### What you will do:
Reproduce each line exactly.

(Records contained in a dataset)

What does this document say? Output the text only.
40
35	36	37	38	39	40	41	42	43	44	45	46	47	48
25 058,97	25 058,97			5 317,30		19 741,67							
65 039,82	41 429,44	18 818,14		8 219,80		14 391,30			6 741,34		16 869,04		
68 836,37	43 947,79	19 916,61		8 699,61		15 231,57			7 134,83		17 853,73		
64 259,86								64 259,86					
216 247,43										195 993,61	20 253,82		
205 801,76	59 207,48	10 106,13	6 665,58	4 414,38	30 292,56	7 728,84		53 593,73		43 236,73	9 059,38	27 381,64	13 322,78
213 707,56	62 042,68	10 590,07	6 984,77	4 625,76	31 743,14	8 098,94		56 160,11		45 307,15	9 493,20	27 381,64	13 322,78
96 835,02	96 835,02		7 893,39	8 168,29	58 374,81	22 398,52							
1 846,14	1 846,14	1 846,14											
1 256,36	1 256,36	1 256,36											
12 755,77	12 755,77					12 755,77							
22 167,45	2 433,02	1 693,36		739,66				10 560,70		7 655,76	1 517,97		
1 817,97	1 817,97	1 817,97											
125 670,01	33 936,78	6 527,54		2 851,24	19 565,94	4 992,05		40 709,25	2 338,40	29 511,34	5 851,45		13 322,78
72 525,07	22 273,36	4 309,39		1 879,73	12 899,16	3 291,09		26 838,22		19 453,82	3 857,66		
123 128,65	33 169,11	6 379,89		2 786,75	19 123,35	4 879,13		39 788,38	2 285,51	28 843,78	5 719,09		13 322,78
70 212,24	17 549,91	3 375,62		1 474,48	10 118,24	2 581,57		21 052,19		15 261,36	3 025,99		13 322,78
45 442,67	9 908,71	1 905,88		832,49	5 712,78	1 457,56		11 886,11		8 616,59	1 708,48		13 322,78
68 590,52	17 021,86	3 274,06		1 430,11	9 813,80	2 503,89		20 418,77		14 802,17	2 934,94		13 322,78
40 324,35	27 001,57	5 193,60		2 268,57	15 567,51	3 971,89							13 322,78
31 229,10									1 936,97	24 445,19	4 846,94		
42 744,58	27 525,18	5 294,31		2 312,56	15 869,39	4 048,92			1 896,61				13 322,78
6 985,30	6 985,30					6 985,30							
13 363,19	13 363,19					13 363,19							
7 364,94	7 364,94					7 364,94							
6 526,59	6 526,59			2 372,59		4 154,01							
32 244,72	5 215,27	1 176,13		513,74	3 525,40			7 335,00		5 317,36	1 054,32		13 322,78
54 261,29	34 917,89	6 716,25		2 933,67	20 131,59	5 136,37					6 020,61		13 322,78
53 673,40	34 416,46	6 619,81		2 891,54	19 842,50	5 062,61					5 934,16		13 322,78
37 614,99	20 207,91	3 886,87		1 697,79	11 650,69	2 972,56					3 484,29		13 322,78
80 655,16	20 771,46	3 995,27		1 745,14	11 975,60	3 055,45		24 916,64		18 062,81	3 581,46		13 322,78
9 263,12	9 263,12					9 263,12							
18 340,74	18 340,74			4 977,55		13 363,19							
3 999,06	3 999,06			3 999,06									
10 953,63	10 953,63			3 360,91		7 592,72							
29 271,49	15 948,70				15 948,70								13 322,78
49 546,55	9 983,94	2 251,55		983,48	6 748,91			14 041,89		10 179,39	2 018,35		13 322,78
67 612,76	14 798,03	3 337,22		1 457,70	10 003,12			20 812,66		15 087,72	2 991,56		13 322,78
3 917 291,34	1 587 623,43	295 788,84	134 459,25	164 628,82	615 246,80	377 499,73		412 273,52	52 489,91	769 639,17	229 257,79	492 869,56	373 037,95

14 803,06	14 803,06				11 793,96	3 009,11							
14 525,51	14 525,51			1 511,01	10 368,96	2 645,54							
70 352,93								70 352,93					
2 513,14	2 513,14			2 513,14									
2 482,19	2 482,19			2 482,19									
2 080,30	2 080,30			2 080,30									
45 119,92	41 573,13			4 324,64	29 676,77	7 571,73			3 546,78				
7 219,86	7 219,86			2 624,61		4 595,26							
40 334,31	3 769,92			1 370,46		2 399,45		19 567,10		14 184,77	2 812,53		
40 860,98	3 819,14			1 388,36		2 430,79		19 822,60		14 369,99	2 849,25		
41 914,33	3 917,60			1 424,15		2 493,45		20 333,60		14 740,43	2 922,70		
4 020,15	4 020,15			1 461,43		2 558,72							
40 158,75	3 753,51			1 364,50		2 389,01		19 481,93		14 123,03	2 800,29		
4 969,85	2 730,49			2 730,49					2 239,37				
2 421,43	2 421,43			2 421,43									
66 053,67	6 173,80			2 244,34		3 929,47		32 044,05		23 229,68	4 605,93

### Complete answer:
What does this document say? Output the text only.
40
35	36	37	38	39	40	41	42	43	44	45	46	47	48
25 058,97	25 058,97			5 317,30		19 741,67							
65 039,82	41 429,44	18 818,14		8 219,80		14 391,30			6 741,34		16 869,04		
68 836,37	43 947,79	19 916,61		8 699,61		15 231,57			7 134,83		17 853,73		
64 259,86								64 259,86					
216 247,43										195 993,61	20 253,82		
205 801,76	59 207,48	10 106,13	6 665,58	4 414,38	30 292,56	7 728,84		53 593,73		43 236,73	9 059,38	27 381,64	13 322,78
213 707,56	62 042,68	10 590,07	6 984,77	4 625,76	31 743,14	8 098,94		56 160,11		45 307,15	9 493,20	27 381,64	13 322,78
96 835,02	96 835,02		7 893,39	8 168,29	58 374,81	22 398,52							
1 846,14	1 846,14	1 846,14											
1 256,36	1 256,36	1 256,36											
12 755,77	12 755,77					12 755,77							
22 167,45	2 433,02	1 693,36		739,66				10 560,70		7 655,76	1 517,97		
1 817,97	1 817,97	1 817,97											
125 670,01	33 936,78	6 527,54		2 851,24	19 565,94	4 992,05		40 709,25	2 338,40	29 511,34	5 851,45		13 322,78
72 525,07	22 273,36	4 309,39		1 879,73	12 899,16	3 291,09		26 838,22		19 453,82	3 857,66		
123 128,65	33 169,11	6 379,89		2 786,75	19 123,35	4 879,13		39 788,38	2 285,51	28 843,78	5 719,09		13 322,78
70 212,24	17 549,91	3 375,62		1 474,48	10 118,24	2 581,57		21 052,19		15 261,36	3 025,99		13 322,78
45 442,67	9 908,71	1 905,88		832,49	5 712,78	1 457,56		11 886,11		8 616,59	1 708,48		13 322,78
68 590,52	17 021,86	3 274,06		1 430,11	9 813,80	2 503,89		20 418,77		14 802,17	2 934,94		13 322,78
40 324,35	27 001,57	5 193,60		2 268,57	15 567,51	3 971,89							13 322,78
31 229,10									1 936,97	24 445,19	4 846,94		
42 744,58	27 525,18	5 294,31		2 312,56	15 869,39	4 048,92			1 896,61				13 322,78
6 985,30	6 985,30					6 985,30							
13 363,19	13 363,19					13 363,19							
7 364,94	7 364,94					7 364,94							
6 526,59	6 526,59			2 372,59		4 154,01							
32 244,72	5 215,27	1 176,13		513,74	3 525,40			7 335,00		5 317,36	1 054,32		13 322,78
54 261,29	34 917,89	6 716,25		2 933,67	20 131,59	5 136,37					6 020,61		13 322,78
53 673,40	34 416,46	6 619,81		2 891,54	19 842,50	5 062,61					5 934,16		13 322,78
37 614,99	20 207,91	3 886,87		1 697,79	11 650,69	2 972,56					3 484,29		13 322,78
80 655,16	20 771,46	3 995,27		1 745,14	11 975,60	3 055,45		24 916,64		18 062,81	3 581,46		13 322,78
9 263,12	9 263,12					9 263,12							
18 340,74	18 340,74			4 977,55		13 363,19							
3 999,06	3 999,06			3 999,06									
10 953,63	10 953,63			3 360,91		7 592,72							
29 271,49	15 948,70				15 948,70								13 322,78
49 546,55	9 983,94	2 251,55		983,48	6 748,91			14 041,89		10 179,39	2 018,35		13 322,78
67 612,76	14 798,03	3 337,22		1 457,70	10 003,12			20 812,66		15 087,72	2 991,56		13 322,78
3 917 291,34	1 587 623,43	295 788,84	134 459,25	164 628,82	615 246,80	377 499,73		412 273,52	52 489,91	769 639,17	229 257,79	492 869,56	373 037,95

14 803,06	14 803,06				11 793,96	3 009,11							
14 525,51	14 525,51			1 511,01	10 368,96	2 645,54							
70 352,93								70 352,93					
2 513,14	2 513,14			2 513,14									
2 482,19	2 482,19			2 482,19									
2 080,30	2 080,30			2 080,30									
45 119,92	41 573,13			4 324,64	29 676,77	7 571,73			3 546,78				
7 219,86	7 219,86			2 624,61		4 595,26							
40 334,31	3 769,92			1 370,46		2 399,45		19 567,10		14 184,77	2 812,53		
40 860,98	3 819,14			1 388,36		2 430,79		19 822,60		14 369,99	2 849,25		
41 914,33	3 917,60			1 424,15		2 493,45		20 333,60		14 740,43	2 922,70		
4 020,15	4 020,15			1 461,43		2 558,72							
40 158,75	3 753,51			1 364,50		2 389,01		19 481,93		14 123,03	2 800,29		
4 969,85	2 730,49			2 730,49					2 239,37				
2 421,43	2 421,43			2 421,43									
66 053,67	6 173,80			2 244,34		3 929,47		32 044,05		23 229,68	4 605,93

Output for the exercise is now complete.